Exercise objective:
Reproduce each line exactly. Skip none.

Data for this exercise:
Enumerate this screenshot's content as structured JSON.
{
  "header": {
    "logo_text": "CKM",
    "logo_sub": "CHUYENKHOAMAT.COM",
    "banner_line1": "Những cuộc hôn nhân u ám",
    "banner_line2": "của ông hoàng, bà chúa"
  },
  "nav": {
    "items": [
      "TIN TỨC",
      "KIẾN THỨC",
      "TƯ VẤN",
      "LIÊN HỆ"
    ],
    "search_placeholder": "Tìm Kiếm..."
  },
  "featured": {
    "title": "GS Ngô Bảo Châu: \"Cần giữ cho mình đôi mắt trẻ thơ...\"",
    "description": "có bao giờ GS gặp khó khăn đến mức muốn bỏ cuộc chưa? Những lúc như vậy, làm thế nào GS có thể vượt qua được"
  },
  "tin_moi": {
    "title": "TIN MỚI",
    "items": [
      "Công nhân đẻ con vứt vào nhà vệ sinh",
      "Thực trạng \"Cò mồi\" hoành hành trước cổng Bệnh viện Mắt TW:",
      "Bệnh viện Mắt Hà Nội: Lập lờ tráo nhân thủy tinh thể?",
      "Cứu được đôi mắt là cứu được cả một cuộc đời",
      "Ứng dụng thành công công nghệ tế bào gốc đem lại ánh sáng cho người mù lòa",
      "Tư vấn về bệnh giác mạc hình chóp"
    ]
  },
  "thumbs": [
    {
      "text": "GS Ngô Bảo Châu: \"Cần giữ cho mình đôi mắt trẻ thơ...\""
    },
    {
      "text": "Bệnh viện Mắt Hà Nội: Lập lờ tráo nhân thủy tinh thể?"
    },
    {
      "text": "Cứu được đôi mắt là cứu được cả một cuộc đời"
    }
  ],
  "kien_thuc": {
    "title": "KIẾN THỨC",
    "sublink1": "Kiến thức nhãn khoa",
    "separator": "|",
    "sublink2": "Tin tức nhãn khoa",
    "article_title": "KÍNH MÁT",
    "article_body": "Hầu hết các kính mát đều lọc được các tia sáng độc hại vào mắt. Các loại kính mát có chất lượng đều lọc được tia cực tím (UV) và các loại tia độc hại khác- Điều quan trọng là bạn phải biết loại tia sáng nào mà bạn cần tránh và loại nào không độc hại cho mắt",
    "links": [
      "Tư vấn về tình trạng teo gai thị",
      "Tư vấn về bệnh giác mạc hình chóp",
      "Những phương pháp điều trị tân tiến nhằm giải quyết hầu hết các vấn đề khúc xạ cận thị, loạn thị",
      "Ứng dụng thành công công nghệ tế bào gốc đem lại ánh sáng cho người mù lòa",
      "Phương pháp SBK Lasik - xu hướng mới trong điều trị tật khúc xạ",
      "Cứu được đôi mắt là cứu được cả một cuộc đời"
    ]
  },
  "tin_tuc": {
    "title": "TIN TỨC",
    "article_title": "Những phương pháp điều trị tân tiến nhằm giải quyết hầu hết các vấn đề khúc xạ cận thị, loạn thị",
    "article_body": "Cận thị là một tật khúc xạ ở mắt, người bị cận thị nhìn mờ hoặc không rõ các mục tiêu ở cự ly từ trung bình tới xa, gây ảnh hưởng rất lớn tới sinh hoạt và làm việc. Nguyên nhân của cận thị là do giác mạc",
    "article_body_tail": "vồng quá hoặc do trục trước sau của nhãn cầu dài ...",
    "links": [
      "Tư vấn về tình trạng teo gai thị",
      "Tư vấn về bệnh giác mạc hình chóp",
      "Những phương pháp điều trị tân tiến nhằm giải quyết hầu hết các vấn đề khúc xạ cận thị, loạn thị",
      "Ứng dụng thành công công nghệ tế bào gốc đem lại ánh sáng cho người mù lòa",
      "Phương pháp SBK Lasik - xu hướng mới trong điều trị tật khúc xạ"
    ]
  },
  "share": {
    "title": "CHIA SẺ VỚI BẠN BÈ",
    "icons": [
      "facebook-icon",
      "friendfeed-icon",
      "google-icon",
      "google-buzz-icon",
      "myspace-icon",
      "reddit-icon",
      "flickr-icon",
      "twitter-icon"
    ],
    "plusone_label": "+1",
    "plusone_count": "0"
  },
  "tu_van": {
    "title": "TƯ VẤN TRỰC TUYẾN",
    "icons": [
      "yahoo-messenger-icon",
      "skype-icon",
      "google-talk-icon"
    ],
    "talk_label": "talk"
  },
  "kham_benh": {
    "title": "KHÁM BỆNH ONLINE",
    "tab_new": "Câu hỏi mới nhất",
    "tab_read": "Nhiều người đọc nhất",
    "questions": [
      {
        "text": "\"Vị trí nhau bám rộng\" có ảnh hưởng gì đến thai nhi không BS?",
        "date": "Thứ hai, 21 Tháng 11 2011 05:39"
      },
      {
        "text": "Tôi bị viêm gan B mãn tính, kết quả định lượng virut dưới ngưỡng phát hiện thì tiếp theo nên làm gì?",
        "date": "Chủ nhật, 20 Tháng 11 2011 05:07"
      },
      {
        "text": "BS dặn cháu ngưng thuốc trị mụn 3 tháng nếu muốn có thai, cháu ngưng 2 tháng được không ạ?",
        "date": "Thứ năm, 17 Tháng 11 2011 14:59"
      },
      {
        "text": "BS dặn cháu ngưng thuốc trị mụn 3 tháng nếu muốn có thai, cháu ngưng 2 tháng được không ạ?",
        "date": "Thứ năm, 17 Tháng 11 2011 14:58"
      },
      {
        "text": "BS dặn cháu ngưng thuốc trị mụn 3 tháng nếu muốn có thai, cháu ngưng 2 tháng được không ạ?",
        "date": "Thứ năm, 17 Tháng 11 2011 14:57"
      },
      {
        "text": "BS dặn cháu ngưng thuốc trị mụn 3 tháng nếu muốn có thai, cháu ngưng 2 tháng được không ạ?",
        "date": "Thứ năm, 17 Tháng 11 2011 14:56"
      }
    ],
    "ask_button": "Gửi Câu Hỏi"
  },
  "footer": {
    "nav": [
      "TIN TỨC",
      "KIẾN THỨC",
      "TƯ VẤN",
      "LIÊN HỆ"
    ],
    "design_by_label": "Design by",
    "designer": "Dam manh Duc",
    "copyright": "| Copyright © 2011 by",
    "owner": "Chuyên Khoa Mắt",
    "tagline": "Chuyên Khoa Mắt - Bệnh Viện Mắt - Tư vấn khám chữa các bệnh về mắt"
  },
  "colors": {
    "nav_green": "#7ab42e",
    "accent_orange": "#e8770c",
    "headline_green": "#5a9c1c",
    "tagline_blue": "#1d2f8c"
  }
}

Worked answer:
Enumerate this screenshot's content as structured JSON.
{
  "header": {
    "logo_text": "CKM",
    "logo_sub": "CHUYENKHOAMAT.COM",
    "banner_line1": "Những cuộc hôn nhân u ám",
    "banner_line2": "của ông hoàng, bà chúa"
  },
  "nav": {
    "items": [
      "TIN TỨC",
      "KIẾN THỨC",
      "TƯ VẤN",
      "LIÊN HỆ"
    ],
    "search_placeholder": "Tìm Kiếm..."
  },
  "featured": {
    "title": "GS Ngô Bảo Châu: \"Cần giữ cho mình đôi mắt trẻ thơ...\"",
    "description": "có bao giờ GS gặp khó khăn đến mức muốn bỏ cuộc chưa? Những lúc như vậy, làm thế nào GS có thể vượt qua được"
  },
  "tin_moi": {
    "title": "TIN MỚI",
    "items": [
      "Công nhân đẻ con vứt vào nhà vệ sinh",
      "Thực trạng \"Cò mồi\" hoành hành trước cổng Bệnh viện Mắt TW:",
      "Bệnh viện Mắt Hà Nội: Lập lờ tráo nhân thủy tinh thể?",
      "Cứu được đôi mắt là cứu được cả một cuộc đời",
      "Ứng dụng thành công công nghệ tế bào gốc đem lại ánh sáng cho người mù lòa",
      "Tư vấn về bệnh giác mạc hình chóp"
    ]
  },
  "thumbs": [
    {
      "text": "GS Ngô Bảo Châu: \"Cần giữ cho mình đôi mắt trẻ thơ...\""
    },
    {
      "text": "Bệnh viện Mắt Hà Nội: Lập lờ tráo nhân thủy tinh thể?"
    },
    {
      "text": "Cứu được đôi mắt là cứu được cả một cuộc đời"
    }
  ],
  "kien_thuc": {
    "title": "KIẾN THỨC",
    "sublink1": "Kiến thức nhãn khoa",
    "separator": "|",
    "sublink2": "Tin tức nhãn khoa",
    "article_title": "KÍNH MÁT",
    "article_body": "Hầu hết các kính mát đều lọc được các tia sáng độc hại vào mắt. Các loại kính mát có chất lượng đều lọc được tia cực tím (UV) và các loại tia độc hại khác- Điều quan trọng là bạn phải biết loại tia sáng nào mà bạn cần tránh và loại nào không độc hại cho mắt",
    "links": [
      "Tư vấn về tình trạng teo gai thị",
      "Tư vấn về bệnh giác mạc hình chóp",
      "Những phương pháp điều trị tân tiến nhằm giải quyết hầu hết các vấn đề khúc xạ cận thị, loạn thị",
      "Ứng dụng thành công công nghệ tế bào gốc đem lại ánh sáng cho người mù lòa",
      "Phương pháp SBK Lasik - xu hướng mới trong điều trị tật khúc xạ",
      "Cứu được đôi mắt là cứu được cả một cuộc đời"
    ]
  },
  "tin_tuc": {
    "title": "TIN TỨC",
    "article_title": "Những phương pháp điều trị tân tiến nhằm giải quyết hầu hết các vấn đề khúc xạ cận thị, loạn thị",
    "article_body": "Cận thị là một tật khúc xạ ở mắt, người bị cận thị nhìn mờ hoặc không rõ các mục tiêu ở cự ly từ trung bình tới xa, gây ảnh hưởng rất lớn tới sinh hoạt và làm việc. Nguyên nhân của cận thị là do giác mạc",
    "article_body_tail": "vồng quá hoặc do trục trước sau của nhãn cầu dài ...",
    "links": [
      "Tư vấn về tình trạng teo gai thị",
      "Tư vấn về bệnh giác mạc hình chóp",
      "Những phương pháp điều trị tân tiến nhằm giải quyết hầu hết các vấn đề khúc xạ cận thị, loạn thị",
      "Ứng dụng thành công công nghệ tế bào gốc đem lại ánh sáng cho người mù lòa",
      "Phương pháp SBK Lasik - xu hướng mới trong điều trị tật khúc xạ"
    ]
  },
  "share": {
    "title": "CHIA SẺ VỚI BẠN BÈ",
    "icons": [
      "facebook-icon",
      "friendfeed-icon",
      "google-icon",
      "google-buzz-icon",
      "myspace-icon",
      "reddit-icon",
      "flickr-icon",
      "twitter-icon"
    ],
    "plusone_label": "+1",
    "plusone_count": "0"
  },
  "tu_van": {
    "title": "TƯ VẤN TRỰC TUYẾN",
    "icons": [
      "yahoo-messenger-icon",
      "skype-icon",
      "google-talk-icon"
    ],
    "talk_label": "talk"
  },
  "kham_benh": {
    "title": "KHÁM BỆNH ONLINE",
    "tab_new": "Câu hỏi mới nhất",
    "tab_read": "Nhiều người đọc nhất",
    "questions": [
      {
        "text": "\"Vị trí nhau bám rộng\" có ảnh hưởng gì đến thai nhi không BS?",
        "date": "Thứ hai, 21 Tháng 11 2011 05:39"
      },
      {
        "text": "Tôi bị viêm gan B mãn tính, kết quả định lượng virut dưới ngưỡng phát hiện thì tiếp theo nên làm gì?",
        "date": "Chủ nhật, 20 Tháng 11 2011 05:07"
      },
      {
        "text": "BS dặn cháu ngưng thuốc trị mụn 3 tháng nếu muốn có thai, cháu ngưng 2 tháng được không ạ?",
        "date": "Thứ năm, 17 Tháng 11 2011 14:59"
      },
      {
        "text": "BS dặn cháu ngưng thuốc trị mụn 3 tháng nếu muốn có thai, cháu ngưng 2 tháng được không ạ?",
        "date": "Thứ năm, 17 Tháng 11 2011 14:58"
      },
      {
        "text": "BS dặn cháu ngưng thuốc trị mụn 3 tháng nếu muốn có thai, cháu ngưng 2 tháng được không ạ?",
        "date": "Thứ năm, 17 Tháng 11 2011 14:57"
      },
      {
        "text": "BS dặn cháu ngưng thuốc trị mụn 3 tháng nếu muốn có thai, cháu ngưng 2 tháng được không ạ?",
        "date": "Thứ năm, 17 Tháng 11 2011 14:56"
      }
    ],
    "ask_button": "Gửi Câu Hỏi"
  },
  "footer": {
    "nav": [
      "TIN TỨC",
      "KIẾN THỨC",
      "TƯ VẤN",
      "LIÊN HỆ"
    ],
    "design_by_label": "Design by",
    "designer": "Dam manh Duc",
    "copyright": "| Copyright © 2011 by",
    "owner": "Chuyên Khoa Mắt",
    "tagline": "Chuyên Khoa Mắt - Bệnh Viện Mắt - Tư vấn khám chữa các bệnh về mắt"
  },
  "colors": {
    "nav_green": "#7ab42e",
    "accent_orange": "#e8770c",
    "headline_green": "#5a9c1c",
    "tagline_blue": "#1d2f8c"
  }
}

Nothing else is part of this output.